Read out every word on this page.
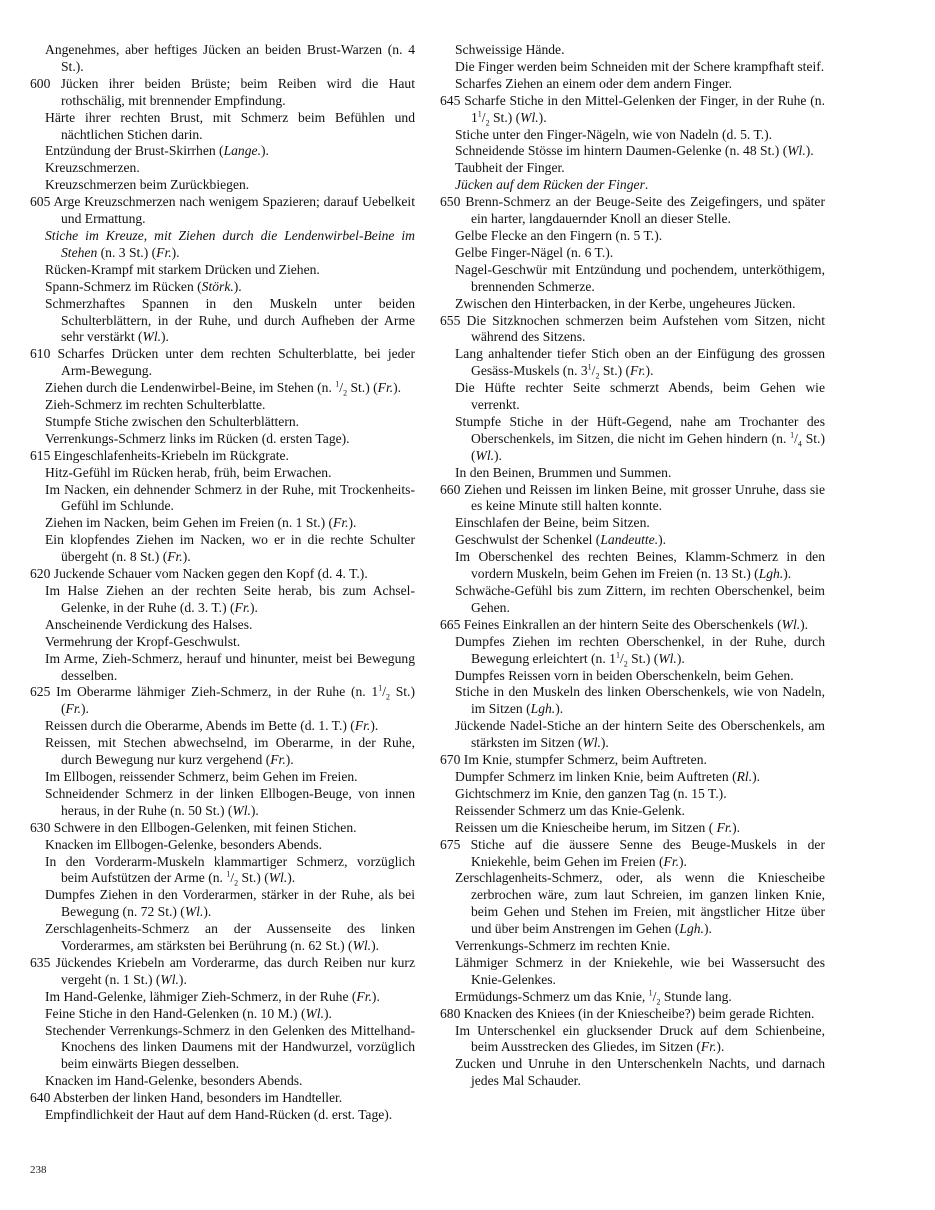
Angenehmes, aber heftiges Jücken an beiden Brust-Warzen (n. 4 St.).

600 Jücken ihrer beiden Brüste; beim Reiben wird die Haut rothschälig, mit brennender Empfindung.

Härte ihrer rechten Brust, mit Schmerz beim Befühlen und nächtlichen Stichen darin.

Entzündung der Brust-Skirrhen (Lange.).

Kreuzschmerzen.

Kreuzschmerzen beim Zurückbiegen.

605 Arge Kreuzschmerzen nach wenigem Spazieren; darauf Uebelkeit und Ermattung.

Stiche im Kreuze, mit Ziehen durch die Lendenwirbel-Beine im Stehen (n. 3 St.) (Fr.).

Rücken-Krampf mit starkem Drücken und Ziehen.

Spann-Schmerz im Rücken (Störk.).

Schmerzhaftes Spannen in den Muskeln unter beiden Schulterblättern, in der Ruhe, und durch Aufheben der Arme sehr verstärkt (Wl.).

610 Scharfes Drücken unter dem rechten Schulterblatte, bei jeder Arm-Bewegung.

Ziehen durch die Lendenwirbel-Beine, im Stehen (n. $^1/_2$ St.) (Fr.).

Zieh-Schmerz im rechten Schulterblatte.

Stumpfe Stiche zwischen den Schulterblättern.

Verrenkungs-Schmerz links im Rücken (d. ersten Tage).

615 Eingeschlafenheits-Kriebeln im Rückgrate.

Hitz-Gefühl im Rücken herab, früh, beim Erwachen.

Im Nacken, ein dehnender Schmerz in der Ruhe, mit Trockenheits-Gefühl im Schlunde.

Ziehen im Nacken, beim Gehen im Freien (n. 1 St.) (Fr.).

Ein klopfendes Ziehen im Nacken, wo er in die rechte Schulter übergeht (n. 8 St.) (Fr.).

620 Juckende Schauer vom Nacken gegen den Kopf (d. 4. T.).

Im Halse Ziehen an der rechten Seite herab, bis zum Achsel-Gelenke, in der Ruhe (d. 3. T.) (Fr.).

Anscheinende Verdickung des Halses.

Vermehrung der Kropf-Geschwulst.

Im Arme, Zieh-Schmerz, herauf und hinunter, meist bei Bewegung desselben.

625 Im Oberarme lähmiger Zieh-Schmerz, in der Ruhe (n. $1^1/_2$ St.) (Fr.).

Reissen durch die Oberarme, Abends im Bette (d. 1. T.) (Fr.).

Reissen, mit Stechen abwechselnd, im Oberarme, in der Ruhe, durch Bewegung nur kurz vergehend (Fr.).

Im Ellbogen, reissender Schmerz, beim Gehen im Freien.

Schneidender Schmerz in der linken Ellbogen-Beuge, von innen heraus, in der Ruhe (n. 50 St.) (Wl.).

630 Schwere in den Ellbogen-Gelenken, mit feinen Stichen.

Knacken im Ellbogen-Gelenke, besonders Abends.

In den Vorderarm-Muskeln klammartiger Schmerz, vorzüglich beim Aufstützen der Arme (n. $^1/_2$ St.) (Wl.).

Dumpfes Ziehen in den Vorderarmen, stärker in der Ruhe, als bei Bewegung (n. 72 St.) (Wl.).

Zerschlagenheits-Schmerz an der Aussenseite des linken Vorderarmes, am stärksten bei Berührung (n. 62 St.) (Wl.).

635 Jückendes Kriebeln am Vorderarme, das durch Reiben nur kurz vergeht (n. 1 St.) (Wl.).

Im Hand-Gelenke, lähmiger Zieh-Schmerz, in der Ruhe (Fr.).

Feine Stiche in den Hand-Gelenken (n. 10 M.) (Wl.).

Stechender Verrenkungs-Schmerz in den Gelenken des Mittelhand-Knochens des linken Daumens mit der Handwurzel, vorzüglich beim einwärts Biegen desselben.

Knacken im Hand-Gelenke, besonders Abends.

640 Absterben der linken Hand, besonders im Handteller.

Empfindlichkeit der Haut auf dem Hand-Rücken (d. erst. Tage).

Schweissige Hände.

Die Finger werden beim Schneiden mit der Schere krampfhaft steif.

Scharfes Ziehen an einem oder dem andern Finger.

645 Scharfe Stiche in den Mittel-Gelenken der Finger, in der Ruhe (n. $1^1/_2$ St.) (Wl.).

Stiche unter den Finger-Nägeln, wie von Nadeln (d. 5. T.).

Schneidende Stösse im hintern Daumen-Gelenke (n. 48 St.) (Wl.).

Taubheit der Finger.

Jücken auf dem Rücken der Finger.

650 Brenn-Schmerz an der Beuge-Seite des Zeigefingers, und später ein harter, langdauernder Knoll an dieser Stelle.

Gelbe Flecke an den Fingern (n. 5 T.).

Gelbe Finger-Nägel (n. 6 T.).

Nagel-Geschwür mit Entzündung und pochendem, unterköthigem, brennenden Schmerze.

Zwischen den Hinterbacken, in der Kerbe, ungeheures Jücken.

655 Die Sitzknochen schmerzen beim Aufstehen vom Sitzen, nicht während des Sitzens.

Lang anhaltender tiefer Stich oben an der Einfügung des grossen Gesäss-Muskels (n. $3^1/_2$ St.) (Fr.).

Die Hüfte rechter Seite schmerzt Abends, beim Gehen wie verrenkt.

Stumpfe Stiche in der Hüft-Gegend, nahe am Trochanter des Oberschenkels, im Sitzen, die nicht im Gehen hindern (n. $^1/_4$ St.)(Wl.).

In den Beinen, Brummen und Summen.

660 Ziehen und Reissen im linken Beine, mit grosser Unruhe, dass sie es keine Minute still halten konnte.

Einschlafen der Beine, beim Sitzen.

Geschwulst der Schenkel (Landeutte.).

Im Oberschenkel des rechten Beines, Klamm-Schmerz in den vordern Muskeln, beim Gehen im Freien (n. 13 St.) (Lgh.).

Schwäche-Gefühl bis zum Zittern, im rechten Oberschenkel, beim Gehen.

665 Feines Einkrallen an der hintern Seite des Oberschenkels (Wl.).

Dumpfes Ziehen im rechten Oberschenkel, in der Ruhe, durch Bewegung erleichtert (n. $1^1/_2$ St.) (Wl.).

Dumpfes Reissen vorn in beiden Oberschenkeln, beim Gehen.

Stiche in den Muskeln des linken Oberschenkels, wie von Nadeln, im Sitzen (Lgh.).

Jückende Nadel-Stiche an der hintern Seite des Oberschenkels, am stärksten im Sitzen (Wl.).

670 Im Knie, stumpfer Schmerz, beim Auftreten.

Dumpfer Schmerz im linken Knie, beim Auftreten (Rl.).

Gichtschmerz im Knie, den ganzen Tag (n. 15 T.).

Reissender Schmerz um das Knie-Gelenk.

Reissen um die Kniescheibe herum, im Sitzen ( Fr.).

675 Stiche auf die äussere Senne des Beuge-Muskels in der Kniekehle, beim Gehen im Freien (Fr.).

Zerschlagenheits-Schmerz, oder, als wenn die Kniescheibe zerbrochen wäre, zum laut Schreien, im ganzen linken Knie, beim Gehen und Stehen im Freien, mit ängstlicher Hitze über und über beim Anstrengen im Gehen (Lgh.).

Verrenkungs-Schmerz im rechten Knie.

Lähmiger Schmerz in der Kniekehle, wie bei Wassersucht des Knie-Gelenkes.

Ermüdungs-Schmerz um das Knie, $^1/_2$ Stunde lang.

680 Knacken des Kniees (in der Kniescheibe?) beim gerade Richten.

Im Unterschenkel ein glucksender Druck auf dem Schienbeine, beim Ausstrecken des Gliedes, im Sitzen (Fr.).

Zucken und Unruhe in den Unterschenkeln Nachts, und darnach jedes Mal Schauder.

238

● WORK INSTRUCTIONS: Pick out the lines containing the string "Scharfes".

● ANSWER TO THIS EXERCISE:
610 Scharfes Drücken unter dem rechten Schulterblatte, bei jeder Arm-Bewegung.
Scharfes Ziehen an einem oder dem andern Finger.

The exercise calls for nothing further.